Show each line that has the string "text" in it.

-- Start Extracted records --

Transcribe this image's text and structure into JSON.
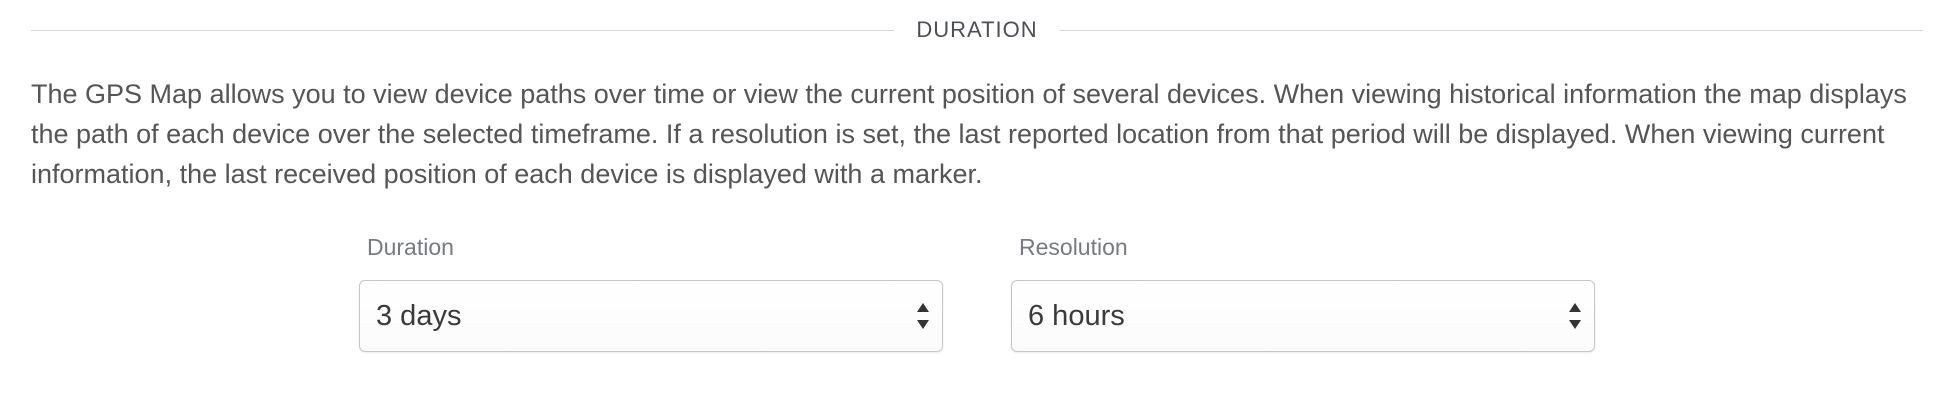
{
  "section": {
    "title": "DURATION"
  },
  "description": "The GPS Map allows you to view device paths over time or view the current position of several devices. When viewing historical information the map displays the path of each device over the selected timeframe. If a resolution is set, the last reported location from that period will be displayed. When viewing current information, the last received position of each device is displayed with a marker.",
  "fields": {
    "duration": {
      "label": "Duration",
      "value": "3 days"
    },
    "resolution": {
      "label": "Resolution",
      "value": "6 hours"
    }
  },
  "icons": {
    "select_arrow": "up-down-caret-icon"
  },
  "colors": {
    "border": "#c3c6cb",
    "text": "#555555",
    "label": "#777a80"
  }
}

-- End Extracted records --
-- Start Extracted records --

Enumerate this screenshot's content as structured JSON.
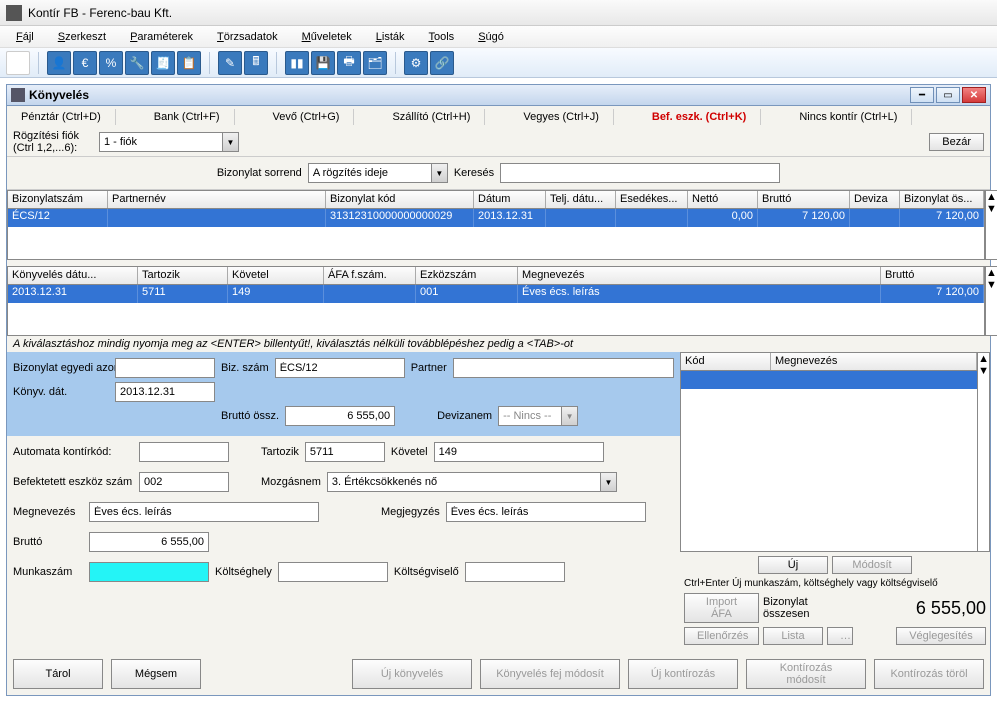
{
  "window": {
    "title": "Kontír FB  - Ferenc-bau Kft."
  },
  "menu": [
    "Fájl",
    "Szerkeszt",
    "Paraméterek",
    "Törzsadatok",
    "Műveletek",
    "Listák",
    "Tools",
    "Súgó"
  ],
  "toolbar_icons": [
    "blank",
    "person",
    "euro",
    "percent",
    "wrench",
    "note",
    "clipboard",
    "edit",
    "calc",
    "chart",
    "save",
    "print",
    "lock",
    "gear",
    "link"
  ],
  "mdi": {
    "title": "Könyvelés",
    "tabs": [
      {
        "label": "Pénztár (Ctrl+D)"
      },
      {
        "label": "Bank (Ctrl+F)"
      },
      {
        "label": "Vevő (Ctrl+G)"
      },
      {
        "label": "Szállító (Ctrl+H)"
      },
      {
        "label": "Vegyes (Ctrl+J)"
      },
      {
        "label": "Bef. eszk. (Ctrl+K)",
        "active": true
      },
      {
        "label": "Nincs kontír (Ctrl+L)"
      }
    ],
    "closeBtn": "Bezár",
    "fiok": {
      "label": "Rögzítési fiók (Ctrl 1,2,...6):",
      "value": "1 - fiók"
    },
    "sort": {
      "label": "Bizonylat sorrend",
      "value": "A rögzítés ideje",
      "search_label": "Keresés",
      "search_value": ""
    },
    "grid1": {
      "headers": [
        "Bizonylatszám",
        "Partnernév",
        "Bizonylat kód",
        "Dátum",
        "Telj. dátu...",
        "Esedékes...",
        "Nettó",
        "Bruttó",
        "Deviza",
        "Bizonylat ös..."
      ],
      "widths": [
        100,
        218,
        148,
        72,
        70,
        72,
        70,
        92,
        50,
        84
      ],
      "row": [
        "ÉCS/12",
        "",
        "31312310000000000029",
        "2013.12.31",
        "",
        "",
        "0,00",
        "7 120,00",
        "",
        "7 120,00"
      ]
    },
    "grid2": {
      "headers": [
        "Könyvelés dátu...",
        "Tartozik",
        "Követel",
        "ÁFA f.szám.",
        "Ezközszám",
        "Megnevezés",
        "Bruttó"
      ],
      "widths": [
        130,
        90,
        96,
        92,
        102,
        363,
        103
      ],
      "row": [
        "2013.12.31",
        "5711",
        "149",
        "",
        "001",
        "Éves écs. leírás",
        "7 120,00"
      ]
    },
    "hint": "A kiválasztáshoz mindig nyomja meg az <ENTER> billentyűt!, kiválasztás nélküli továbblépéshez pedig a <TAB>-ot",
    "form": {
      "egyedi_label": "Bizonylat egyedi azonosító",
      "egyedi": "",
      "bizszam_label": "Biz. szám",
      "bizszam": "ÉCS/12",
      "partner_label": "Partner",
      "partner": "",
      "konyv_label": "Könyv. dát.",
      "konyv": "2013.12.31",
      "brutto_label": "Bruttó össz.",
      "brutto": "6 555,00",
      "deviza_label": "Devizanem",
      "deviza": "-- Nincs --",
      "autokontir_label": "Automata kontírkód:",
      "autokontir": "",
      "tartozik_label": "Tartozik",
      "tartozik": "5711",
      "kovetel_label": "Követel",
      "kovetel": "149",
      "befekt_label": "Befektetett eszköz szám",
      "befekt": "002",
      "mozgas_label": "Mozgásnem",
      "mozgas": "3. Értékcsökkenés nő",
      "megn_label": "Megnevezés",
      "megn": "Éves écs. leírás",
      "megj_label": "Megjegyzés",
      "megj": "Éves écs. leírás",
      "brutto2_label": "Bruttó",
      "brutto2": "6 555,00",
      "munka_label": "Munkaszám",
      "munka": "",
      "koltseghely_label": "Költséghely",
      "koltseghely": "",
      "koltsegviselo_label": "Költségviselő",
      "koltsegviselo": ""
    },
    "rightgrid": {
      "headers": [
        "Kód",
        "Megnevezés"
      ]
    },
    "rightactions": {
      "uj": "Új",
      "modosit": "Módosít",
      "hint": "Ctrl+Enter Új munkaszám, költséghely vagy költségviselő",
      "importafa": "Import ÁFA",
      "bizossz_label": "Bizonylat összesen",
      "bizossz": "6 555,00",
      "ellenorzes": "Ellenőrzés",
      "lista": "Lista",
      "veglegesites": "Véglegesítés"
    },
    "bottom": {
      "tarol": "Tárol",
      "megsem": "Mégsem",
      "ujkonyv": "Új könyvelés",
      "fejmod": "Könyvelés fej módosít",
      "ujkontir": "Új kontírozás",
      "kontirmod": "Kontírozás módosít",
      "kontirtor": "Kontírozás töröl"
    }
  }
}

-- End Extracted records --

Reply to the task >>
Transcribe this image's text and structure into JSON.
    "text": "#555555",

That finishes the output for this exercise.